— start Material to process —

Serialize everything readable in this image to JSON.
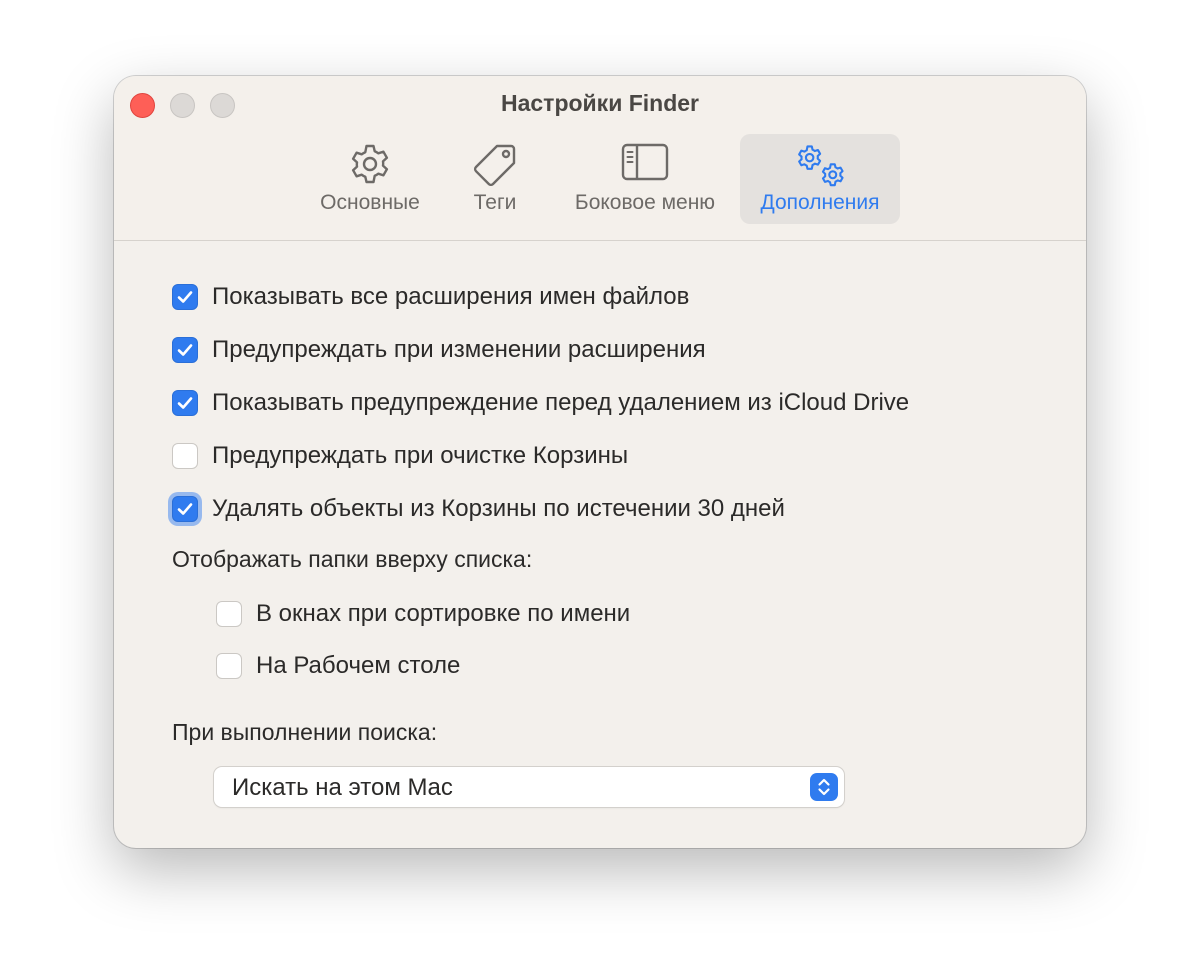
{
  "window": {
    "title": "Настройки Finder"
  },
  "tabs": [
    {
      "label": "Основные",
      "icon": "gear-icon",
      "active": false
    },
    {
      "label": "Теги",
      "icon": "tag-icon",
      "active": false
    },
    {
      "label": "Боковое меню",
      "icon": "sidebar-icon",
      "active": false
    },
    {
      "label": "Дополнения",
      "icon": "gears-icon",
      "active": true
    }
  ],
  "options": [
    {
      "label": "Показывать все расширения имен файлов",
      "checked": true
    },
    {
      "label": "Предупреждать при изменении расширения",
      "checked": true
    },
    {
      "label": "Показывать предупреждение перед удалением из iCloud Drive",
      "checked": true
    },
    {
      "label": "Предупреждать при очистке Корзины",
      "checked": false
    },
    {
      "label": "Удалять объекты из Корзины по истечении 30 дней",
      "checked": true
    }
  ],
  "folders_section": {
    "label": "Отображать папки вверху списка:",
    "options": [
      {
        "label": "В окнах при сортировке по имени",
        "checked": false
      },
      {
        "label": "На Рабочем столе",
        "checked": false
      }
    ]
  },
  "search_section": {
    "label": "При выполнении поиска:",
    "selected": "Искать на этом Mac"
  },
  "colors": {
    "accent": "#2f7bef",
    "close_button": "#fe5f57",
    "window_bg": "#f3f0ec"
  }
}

— end Material to process —
— start Material to process —

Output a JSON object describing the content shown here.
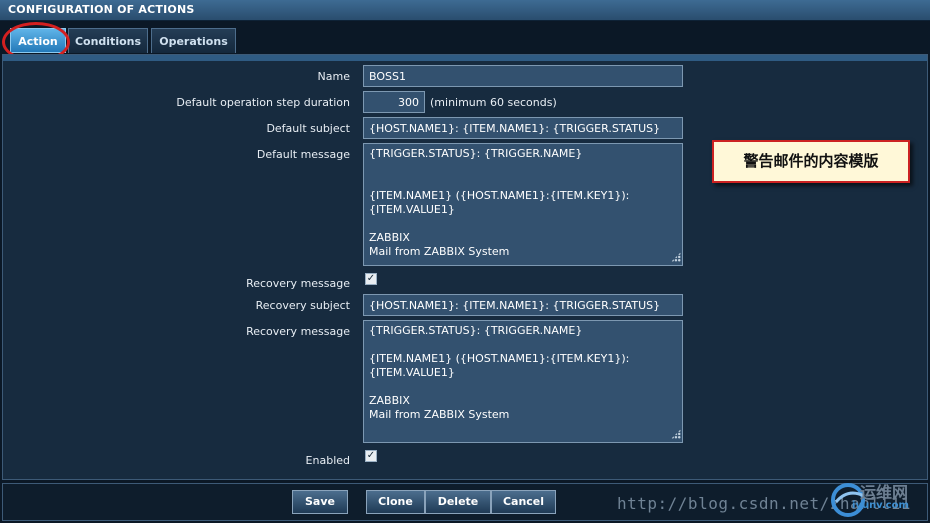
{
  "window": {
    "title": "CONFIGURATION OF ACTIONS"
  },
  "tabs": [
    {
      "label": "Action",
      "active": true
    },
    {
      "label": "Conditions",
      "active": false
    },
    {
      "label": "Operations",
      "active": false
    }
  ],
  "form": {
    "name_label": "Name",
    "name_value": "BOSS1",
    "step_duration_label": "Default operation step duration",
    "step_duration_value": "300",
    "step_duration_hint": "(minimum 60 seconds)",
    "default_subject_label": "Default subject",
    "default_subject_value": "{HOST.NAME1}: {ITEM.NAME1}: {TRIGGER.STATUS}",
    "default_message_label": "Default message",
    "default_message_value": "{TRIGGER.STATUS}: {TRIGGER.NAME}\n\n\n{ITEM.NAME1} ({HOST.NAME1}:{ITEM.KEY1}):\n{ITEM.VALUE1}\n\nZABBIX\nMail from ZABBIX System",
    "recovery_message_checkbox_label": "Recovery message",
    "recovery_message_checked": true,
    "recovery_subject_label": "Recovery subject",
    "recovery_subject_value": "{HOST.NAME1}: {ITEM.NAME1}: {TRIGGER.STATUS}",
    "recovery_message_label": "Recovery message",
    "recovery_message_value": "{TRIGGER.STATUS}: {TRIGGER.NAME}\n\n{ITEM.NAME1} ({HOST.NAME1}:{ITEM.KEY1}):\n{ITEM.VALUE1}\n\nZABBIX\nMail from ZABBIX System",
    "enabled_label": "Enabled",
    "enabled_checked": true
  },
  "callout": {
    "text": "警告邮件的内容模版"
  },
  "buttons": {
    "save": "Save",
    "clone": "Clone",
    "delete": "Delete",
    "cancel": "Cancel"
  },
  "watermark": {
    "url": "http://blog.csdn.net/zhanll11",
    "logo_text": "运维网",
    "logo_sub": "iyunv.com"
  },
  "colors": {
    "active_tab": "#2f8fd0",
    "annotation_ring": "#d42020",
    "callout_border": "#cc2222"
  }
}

— end Material to process —

Search the records above for "Предупреждать". Copy each line where it is found.

      "label": "Предупреждать при изменении расширения",
      "label": "Предупреждать при очистке Корзины",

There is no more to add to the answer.